In how many lines of the entries below does "been" appear? Give only the number.

[Records excerpted from a collection]
BEGIN

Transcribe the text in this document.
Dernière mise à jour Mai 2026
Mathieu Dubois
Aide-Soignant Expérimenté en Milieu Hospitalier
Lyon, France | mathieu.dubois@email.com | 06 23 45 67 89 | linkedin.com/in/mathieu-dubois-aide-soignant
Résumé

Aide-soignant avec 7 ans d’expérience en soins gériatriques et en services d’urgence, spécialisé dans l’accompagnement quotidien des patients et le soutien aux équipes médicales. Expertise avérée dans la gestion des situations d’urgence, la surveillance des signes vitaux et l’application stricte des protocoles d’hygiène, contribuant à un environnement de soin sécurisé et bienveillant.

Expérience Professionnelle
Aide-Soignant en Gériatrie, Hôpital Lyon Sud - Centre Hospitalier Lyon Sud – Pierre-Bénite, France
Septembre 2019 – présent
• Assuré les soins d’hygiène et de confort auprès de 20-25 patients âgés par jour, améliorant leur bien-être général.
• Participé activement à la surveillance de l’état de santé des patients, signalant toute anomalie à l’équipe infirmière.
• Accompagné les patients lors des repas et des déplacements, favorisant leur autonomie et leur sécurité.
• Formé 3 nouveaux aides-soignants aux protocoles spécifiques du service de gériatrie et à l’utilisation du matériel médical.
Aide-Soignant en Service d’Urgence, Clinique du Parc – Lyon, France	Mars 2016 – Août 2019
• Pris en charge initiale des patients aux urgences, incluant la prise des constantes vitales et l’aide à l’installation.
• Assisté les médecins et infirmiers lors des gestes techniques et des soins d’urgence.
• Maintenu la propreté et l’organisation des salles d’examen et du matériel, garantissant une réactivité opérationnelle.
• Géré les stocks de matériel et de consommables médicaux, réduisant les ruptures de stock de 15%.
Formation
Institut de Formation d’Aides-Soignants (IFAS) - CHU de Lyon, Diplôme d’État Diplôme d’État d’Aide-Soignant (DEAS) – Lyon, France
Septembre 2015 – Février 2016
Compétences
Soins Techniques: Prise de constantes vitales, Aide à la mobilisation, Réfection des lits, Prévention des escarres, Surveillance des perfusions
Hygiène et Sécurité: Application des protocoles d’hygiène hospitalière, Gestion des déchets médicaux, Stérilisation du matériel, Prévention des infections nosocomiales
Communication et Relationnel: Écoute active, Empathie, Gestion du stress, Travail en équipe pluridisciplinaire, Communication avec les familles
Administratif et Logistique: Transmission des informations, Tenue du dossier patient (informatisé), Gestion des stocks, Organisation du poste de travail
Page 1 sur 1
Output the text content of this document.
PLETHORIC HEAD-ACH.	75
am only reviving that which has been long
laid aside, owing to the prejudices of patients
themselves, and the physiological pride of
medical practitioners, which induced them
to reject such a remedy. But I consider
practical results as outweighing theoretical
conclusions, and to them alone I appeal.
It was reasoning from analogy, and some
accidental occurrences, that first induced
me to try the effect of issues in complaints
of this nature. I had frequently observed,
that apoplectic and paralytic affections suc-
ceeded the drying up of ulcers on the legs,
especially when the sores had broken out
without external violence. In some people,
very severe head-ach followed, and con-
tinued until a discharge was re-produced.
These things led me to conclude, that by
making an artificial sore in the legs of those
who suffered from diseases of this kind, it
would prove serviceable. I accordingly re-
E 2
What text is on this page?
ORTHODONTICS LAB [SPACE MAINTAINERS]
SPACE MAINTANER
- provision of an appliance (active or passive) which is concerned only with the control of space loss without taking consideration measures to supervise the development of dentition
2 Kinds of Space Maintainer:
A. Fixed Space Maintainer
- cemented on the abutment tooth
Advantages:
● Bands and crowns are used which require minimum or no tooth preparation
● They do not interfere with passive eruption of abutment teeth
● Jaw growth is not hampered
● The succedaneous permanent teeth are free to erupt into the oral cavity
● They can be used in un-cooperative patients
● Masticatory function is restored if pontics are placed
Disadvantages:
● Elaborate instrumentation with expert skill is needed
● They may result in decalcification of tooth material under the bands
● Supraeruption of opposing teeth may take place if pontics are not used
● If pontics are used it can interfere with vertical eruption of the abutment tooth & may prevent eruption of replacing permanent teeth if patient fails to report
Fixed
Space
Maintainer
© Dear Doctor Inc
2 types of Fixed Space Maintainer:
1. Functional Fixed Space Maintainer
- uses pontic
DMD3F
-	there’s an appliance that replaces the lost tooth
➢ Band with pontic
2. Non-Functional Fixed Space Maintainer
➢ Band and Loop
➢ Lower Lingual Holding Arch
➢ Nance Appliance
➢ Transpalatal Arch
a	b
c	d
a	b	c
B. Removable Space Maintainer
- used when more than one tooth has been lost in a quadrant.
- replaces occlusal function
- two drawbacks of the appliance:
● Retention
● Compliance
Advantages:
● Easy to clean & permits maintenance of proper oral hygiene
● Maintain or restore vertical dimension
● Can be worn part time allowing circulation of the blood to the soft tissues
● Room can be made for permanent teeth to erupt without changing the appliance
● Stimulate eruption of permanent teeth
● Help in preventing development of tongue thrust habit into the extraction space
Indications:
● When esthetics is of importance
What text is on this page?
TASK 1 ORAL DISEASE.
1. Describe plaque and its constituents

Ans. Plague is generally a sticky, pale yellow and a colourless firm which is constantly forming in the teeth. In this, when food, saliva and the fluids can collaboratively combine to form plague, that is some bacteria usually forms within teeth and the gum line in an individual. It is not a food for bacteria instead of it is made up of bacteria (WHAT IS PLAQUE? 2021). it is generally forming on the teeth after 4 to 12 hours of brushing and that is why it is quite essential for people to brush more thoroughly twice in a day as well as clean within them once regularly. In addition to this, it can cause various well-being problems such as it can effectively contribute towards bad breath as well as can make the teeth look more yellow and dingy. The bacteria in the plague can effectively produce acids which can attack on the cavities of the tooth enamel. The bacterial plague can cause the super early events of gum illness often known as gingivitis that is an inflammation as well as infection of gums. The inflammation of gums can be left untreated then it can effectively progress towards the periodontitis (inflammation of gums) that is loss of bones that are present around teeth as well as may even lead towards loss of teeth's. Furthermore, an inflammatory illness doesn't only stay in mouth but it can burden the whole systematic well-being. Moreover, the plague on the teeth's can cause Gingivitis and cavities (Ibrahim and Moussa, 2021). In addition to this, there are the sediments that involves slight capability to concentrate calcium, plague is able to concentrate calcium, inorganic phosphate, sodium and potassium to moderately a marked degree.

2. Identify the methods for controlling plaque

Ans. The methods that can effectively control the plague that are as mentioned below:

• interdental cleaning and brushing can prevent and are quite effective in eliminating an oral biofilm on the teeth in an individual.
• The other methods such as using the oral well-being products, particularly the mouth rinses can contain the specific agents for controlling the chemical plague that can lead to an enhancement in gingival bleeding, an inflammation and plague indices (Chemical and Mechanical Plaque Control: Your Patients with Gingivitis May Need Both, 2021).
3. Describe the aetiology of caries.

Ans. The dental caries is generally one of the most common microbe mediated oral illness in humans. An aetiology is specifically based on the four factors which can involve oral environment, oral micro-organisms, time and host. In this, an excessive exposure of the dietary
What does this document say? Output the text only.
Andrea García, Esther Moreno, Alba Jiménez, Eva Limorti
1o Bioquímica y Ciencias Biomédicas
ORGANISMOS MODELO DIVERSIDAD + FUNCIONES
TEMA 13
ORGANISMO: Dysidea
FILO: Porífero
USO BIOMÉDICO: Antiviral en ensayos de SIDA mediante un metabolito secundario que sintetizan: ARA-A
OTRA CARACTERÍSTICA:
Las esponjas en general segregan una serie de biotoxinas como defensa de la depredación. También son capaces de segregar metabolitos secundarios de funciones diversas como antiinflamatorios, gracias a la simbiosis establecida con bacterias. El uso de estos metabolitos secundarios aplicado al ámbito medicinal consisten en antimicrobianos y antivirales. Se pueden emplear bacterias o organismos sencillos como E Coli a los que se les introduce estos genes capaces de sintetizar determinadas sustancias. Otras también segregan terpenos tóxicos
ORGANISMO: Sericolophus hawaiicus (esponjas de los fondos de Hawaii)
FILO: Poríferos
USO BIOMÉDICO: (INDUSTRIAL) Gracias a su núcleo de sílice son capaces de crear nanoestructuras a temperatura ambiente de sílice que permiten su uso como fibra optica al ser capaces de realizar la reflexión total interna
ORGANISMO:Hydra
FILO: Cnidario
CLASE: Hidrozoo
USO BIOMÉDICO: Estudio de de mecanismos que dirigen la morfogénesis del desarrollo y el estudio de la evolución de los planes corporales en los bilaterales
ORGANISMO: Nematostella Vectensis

END

OUTPUT BELOW: 2